=== GOAL ===
Every entry must be duplicated precisely as written.

-- START --

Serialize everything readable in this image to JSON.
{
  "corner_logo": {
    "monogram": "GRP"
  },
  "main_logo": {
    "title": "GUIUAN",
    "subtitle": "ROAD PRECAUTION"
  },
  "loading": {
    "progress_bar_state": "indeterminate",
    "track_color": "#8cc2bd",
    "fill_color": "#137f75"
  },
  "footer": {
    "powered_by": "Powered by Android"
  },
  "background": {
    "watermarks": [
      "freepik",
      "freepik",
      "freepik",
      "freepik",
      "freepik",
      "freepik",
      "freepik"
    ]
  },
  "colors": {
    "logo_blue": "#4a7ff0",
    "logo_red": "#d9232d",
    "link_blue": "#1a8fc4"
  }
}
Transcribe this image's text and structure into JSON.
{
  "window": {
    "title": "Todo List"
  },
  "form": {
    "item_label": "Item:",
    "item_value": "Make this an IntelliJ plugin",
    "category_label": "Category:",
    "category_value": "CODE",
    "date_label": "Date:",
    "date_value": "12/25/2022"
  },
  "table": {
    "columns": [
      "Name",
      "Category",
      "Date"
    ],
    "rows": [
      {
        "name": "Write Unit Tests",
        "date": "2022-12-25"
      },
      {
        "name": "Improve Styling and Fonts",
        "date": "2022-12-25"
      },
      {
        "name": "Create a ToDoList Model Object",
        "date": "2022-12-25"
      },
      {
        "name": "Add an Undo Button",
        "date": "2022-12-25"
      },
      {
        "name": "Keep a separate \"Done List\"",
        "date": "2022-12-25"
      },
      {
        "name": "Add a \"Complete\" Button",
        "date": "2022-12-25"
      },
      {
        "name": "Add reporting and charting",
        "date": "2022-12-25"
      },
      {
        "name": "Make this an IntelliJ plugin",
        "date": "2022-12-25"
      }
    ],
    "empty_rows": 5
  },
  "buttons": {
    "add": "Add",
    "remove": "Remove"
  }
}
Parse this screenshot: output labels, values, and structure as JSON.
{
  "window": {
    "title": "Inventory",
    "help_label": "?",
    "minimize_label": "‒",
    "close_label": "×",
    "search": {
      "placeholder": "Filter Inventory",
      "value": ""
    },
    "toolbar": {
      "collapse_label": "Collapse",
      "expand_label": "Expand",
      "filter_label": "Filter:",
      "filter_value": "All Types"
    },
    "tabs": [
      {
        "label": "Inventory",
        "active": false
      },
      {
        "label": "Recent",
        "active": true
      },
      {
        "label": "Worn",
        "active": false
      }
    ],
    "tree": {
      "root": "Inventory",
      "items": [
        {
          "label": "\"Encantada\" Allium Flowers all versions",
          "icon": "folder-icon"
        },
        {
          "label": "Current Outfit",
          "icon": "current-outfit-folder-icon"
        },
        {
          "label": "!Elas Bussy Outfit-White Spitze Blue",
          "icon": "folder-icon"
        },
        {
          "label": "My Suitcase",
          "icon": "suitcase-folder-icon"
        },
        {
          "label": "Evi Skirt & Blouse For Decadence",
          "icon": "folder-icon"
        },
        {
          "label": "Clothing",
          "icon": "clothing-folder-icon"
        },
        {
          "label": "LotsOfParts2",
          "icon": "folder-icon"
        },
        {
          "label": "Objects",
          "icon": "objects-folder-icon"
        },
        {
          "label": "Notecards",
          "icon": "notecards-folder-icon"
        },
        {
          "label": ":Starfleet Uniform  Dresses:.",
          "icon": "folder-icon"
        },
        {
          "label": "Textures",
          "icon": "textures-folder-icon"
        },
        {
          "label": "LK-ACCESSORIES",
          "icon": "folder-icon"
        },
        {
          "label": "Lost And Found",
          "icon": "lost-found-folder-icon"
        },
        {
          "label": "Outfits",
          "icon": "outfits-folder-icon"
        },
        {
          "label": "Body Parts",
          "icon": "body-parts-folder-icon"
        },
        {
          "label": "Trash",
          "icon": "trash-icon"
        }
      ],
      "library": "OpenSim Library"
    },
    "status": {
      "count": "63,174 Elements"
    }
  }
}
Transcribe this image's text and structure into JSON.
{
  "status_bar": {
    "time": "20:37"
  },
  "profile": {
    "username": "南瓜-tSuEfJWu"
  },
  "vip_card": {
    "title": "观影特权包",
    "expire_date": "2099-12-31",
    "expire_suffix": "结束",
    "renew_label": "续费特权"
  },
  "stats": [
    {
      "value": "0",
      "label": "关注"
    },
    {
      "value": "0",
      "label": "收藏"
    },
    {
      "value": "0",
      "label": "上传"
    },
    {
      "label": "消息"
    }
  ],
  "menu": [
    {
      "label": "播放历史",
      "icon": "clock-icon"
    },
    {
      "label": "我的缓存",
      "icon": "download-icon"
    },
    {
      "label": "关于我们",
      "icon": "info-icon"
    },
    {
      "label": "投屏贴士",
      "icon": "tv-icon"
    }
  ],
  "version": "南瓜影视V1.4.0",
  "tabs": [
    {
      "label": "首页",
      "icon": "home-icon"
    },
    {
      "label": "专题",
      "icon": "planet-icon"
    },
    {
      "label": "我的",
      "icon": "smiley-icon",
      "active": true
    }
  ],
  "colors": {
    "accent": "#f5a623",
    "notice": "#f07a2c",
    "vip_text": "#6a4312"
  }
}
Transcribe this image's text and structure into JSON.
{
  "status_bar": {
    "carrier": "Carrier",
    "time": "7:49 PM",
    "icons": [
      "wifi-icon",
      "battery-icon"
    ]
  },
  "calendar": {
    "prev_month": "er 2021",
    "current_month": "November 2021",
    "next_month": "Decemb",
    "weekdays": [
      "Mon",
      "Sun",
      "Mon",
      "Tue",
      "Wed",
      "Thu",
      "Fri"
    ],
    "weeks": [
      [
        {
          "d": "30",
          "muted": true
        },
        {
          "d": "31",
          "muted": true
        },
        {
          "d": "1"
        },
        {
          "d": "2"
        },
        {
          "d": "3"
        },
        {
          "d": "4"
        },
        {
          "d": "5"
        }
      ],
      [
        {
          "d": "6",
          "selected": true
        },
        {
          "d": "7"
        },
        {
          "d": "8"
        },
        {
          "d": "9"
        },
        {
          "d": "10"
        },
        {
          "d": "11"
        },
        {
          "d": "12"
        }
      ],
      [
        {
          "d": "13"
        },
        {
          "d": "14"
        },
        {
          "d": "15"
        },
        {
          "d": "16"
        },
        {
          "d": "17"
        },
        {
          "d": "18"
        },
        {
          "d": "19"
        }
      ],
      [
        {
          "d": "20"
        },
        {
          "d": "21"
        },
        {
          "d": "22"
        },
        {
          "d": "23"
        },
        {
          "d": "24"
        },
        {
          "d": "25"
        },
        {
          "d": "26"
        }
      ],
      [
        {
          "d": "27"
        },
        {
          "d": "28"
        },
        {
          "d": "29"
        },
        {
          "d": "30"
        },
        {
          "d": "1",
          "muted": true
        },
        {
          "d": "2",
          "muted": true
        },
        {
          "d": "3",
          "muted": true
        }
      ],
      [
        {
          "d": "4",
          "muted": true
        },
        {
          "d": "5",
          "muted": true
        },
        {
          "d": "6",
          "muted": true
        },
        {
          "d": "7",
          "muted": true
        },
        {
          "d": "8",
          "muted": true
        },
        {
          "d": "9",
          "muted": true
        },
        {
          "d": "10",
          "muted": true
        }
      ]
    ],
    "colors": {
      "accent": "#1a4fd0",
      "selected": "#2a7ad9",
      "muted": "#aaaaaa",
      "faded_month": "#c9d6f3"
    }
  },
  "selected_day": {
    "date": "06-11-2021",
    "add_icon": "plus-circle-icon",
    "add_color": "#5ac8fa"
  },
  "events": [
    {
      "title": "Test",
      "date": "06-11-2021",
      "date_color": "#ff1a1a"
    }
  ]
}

-- END --

=== FINISHED TASK ===
Serialize everything readable in this image to JSON.
{
  "corner_logo": {
    "monogram": "GRP"
  },
  "main_logo": {
    "title": "GUIUAN",
    "subtitle": "ROAD PRECAUTION"
  },
  "loading": {
    "progress_bar_state": "indeterminate",
    "track_color": "#8cc2bd",
    "fill_color": "#137f75"
  },
  "footer": {
    "powered_by": "Powered by Android"
  },
  "background": {
    "watermarks": [
      "freepik",
      "freepik",
      "freepik",
      "freepik",
      "freepik",
      "freepik",
      "freepik"
    ]
  },
  "colors": {
    "logo_blue": "#4a7ff0",
    "logo_red": "#d9232d",
    "link_blue": "#1a8fc4"
  }
}
Transcribe this image's text and structure into JSON.
{
  "window": {
    "title": "Todo List"
  },
  "form": {
    "item_label": "Item:",
    "item_value": "Make this an IntelliJ plugin",
    "category_label": "Category:",
    "category_value": "CODE",
    "date_label": "Date:",
    "date_value": "12/25/2022"
  },
  "table": {
    "columns": [
      "Name",
      "Category",
      "Date"
    ],
    "rows": [
      {
        "name": "Write Unit Tests",
        "date": "2022-12-25"
      },
      {
        "name": "Improve Styling and Fonts",
        "date": "2022-12-25"
      },
      {
        "name": "Create a ToDoList Model Object",
        "date": "2022-12-25"
      },
      {
        "name": "Add an Undo Button",
        "date": "2022-12-25"
      },
      {
        "name": "Keep a separate \"Done List\"",
        "date": "2022-12-25"
      },
      {
        "name": "Add a \"Complete\" Button",
        "date": "2022-12-25"
      },
      {
        "name": "Add reporting and charting",
        "date": "2022-12-25"
      },
      {
        "name": "Make this an IntelliJ plugin",
        "date": "2022-12-25"
      }
    ],
    "empty_rows": 5
  },
  "buttons": {
    "add": "Add",
    "remove": "Remove"
  }
}
Parse this screenshot: output labels, values, and structure as JSON.
{
  "window": {
    "title": "Inventory",
    "help_label": "?",
    "minimize_label": "‒",
    "close_label": "×",
    "search": {
      "placeholder": "Filter Inventory",
      "value": ""
    },
    "toolbar": {
      "collapse_label": "Collapse",
      "expand_label": "Expand",
      "filter_label": "Filter:",
      "filter_value": "All Types"
    },
    "tabs": [
      {
        "label": "Inventory",
        "active": false
      },
      {
        "label": "Recent",
        "active": true
      },
      {
        "label": "Worn",
        "active": false
      }
    ],
    "tree": {
      "root": "Inventory",
      "items": [
        {
          "label": "\"Encantada\" Allium Flowers all versions",
          "icon": "folder-icon"
        },
        {
          "label": "Current Outfit",
          "icon": "current-outfit-folder-icon"
        },
        {
          "label": "!Elas Bussy Outfit-White Spitze Blue",
          "icon": "folder-icon"
        },
        {
          "label": "My Suitcase",
          "icon": "suitcase-folder-icon"
        },
        {
          "label": "Evi Skirt & Blouse For Decadence",
          "icon": "folder-icon"
        },
        {
          "label": "Clothing",
          "icon": "clothing-folder-icon"
        },
        {
          "label": "LotsOfParts2",
          "icon": "folder-icon"
        },
        {
          "label": "Objects",
          "icon": "objects-folder-icon"
        },
        {
          "label": "Notecards",
          "icon": "notecards-folder-icon"
        },
        {
          "label": ":Starfleet Uniform  Dresses:.",
          "icon": "folder-icon"
        },
        {
          "label": "Textures",
          "icon": "textures-folder-icon"
        },
        {
          "label": "LK-ACCESSORIES",
          "icon": "folder-icon"
        },
        {
          "label": "Lost And Found",
          "icon": "lost-found-folder-icon"
        },
        {
          "label": "Outfits",
          "icon": "outfits-folder-icon"
        },
        {
          "label": "Body Parts",
          "icon": "body-parts-folder-icon"
        },
        {
          "label": "Trash",
          "icon": "trash-icon"
        }
      ],
      "library": "OpenSim Library"
    },
    "status": {
      "count": "63,174 Elements"
    }
  }
}
Transcribe this image's text and structure into JSON.
{
  "status_bar": {
    "time": "20:37"
  },
  "profile": {
    "username": "南瓜-tSuEfJWu"
  },
  "vip_card": {
    "title": "观影特权包",
    "expire_date": "2099-12-31",
    "expire_suffix": "结束",
    "renew_label": "续费特权"
  },
  "stats": [
    {
      "value": "0",
      "label": "关注"
    },
    {
      "value": "0",
      "label": "收藏"
    },
    {
      "value": "0",
      "label": "上传"
    },
    {
      "label": "消息"
    }
  ],
  "menu": [
    {
      "label": "播放历史",
      "icon": "clock-icon"
    },
    {
      "label": "我的缓存",
      "icon": "download-icon"
    },
    {
      "label": "关于我们",
      "icon": "info-icon"
    },
    {
      "label": "投屏贴士",
      "icon": "tv-icon"
    }
  ],
  "version": "南瓜影视V1.4.0",
  "tabs": [
    {
      "label": "首页",
      "icon": "home-icon"
    },
    {
      "label": "专题",
      "icon": "planet-icon"
    },
    {
      "label": "我的",
      "icon": "smiley-icon",
      "active": true
    }
  ],
  "colors": {
    "accent": "#f5a623",
    "notice": "#f07a2c",
    "vip_text": "#6a4312"
  }
}
Transcribe this image's text and structure into JSON.
{
  "status_bar": {
    "carrier": "Carrier",
    "time": "7:49 PM",
    "icons": [
      "wifi-icon",
      "battery-icon"
    ]
  },
  "calendar": {
    "prev_month": "er 2021",
    "current_month": "November 2021",
    "next_month": "Decemb",
    "weekdays": [
      "Mon",
      "Sun",
      "Mon",
      "Tue",
      "Wed",
      "Thu",
      "Fri"
    ],
    "weeks": [
      [
        {
          "d": "30",
          "muted": true
        },
        {
          "d": "31",
          "muted": true
        },
        {
          "d": "1"
        },
        {
          "d": "2"
        },
        {
          "d": "3"
        },
        {
          "d": "4"
        },
        {
          "d": "5"
        }
      ],
      [
        {
          "d": "6",
          "selected": true
        },
        {
          "d": "7"
        },
        {
          "d": "8"
        },
        {
          "d": "9"
        },
        {
          "d": "10"
        },
        {
          "d": "11"
        },
        {
          "d": "12"
        }
      ],
      [
        {
          "d": "13"
        },
        {
          "d": "14"
        },
        {
          "d": "15"
        },
        {
          "d": "16"
        },
        {
          "d": "17"
        },
        {
          "d": "18"
        },
        {
          "d": "19"
        }
      ],
      [
        {
          "d": "20"
        },
        {
          "d": "21"
        },
        {
          "d": "22"
        },
        {
          "d": "23"
        },
        {
          "d": "24"
        },
        {
          "d": "25"
        },
        {
          "d": "26"
        }
      ],
      [
        {
          "d": "27"
        },
        {
          "d": "28"
        },
        {
          "d": "29"
        },
        {
          "d": "30"
        },
        {
          "d": "1",
          "muted": true
        },
        {
          "d": "2",
          "muted": true
        },
        {
          "d": "3",
          "muted": true
        }
      ],
      [
        {
          "d": "4",
          "muted": true
        },
        {
          "d": "5",
          "muted": true
        },
        {
          "d": "6",
          "muted": true
        },
        {
          "d": "7",
          "muted": true
        },
        {
          "d": "8",
          "muted": true
        },
        {
          "d": "9",
          "muted": true
        },
        {
          "d": "10",
          "muted": true
        }
      ]
    ],
    "colors": {
      "accent": "#1a4fd0",
      "selected": "#2a7ad9",
      "muted": "#aaaaaa",
      "faded_month": "#c9d6f3"
    }
  },
  "selected_day": {
    "date": "06-11-2021",
    "add_icon": "plus-circle-icon",
    "add_color": "#5ac8fa"
  },
  "events": [
    {
      "title": "Test",
      "date": "06-11-2021",
      "date_color": "#ff1a1a"
    }
  ]
}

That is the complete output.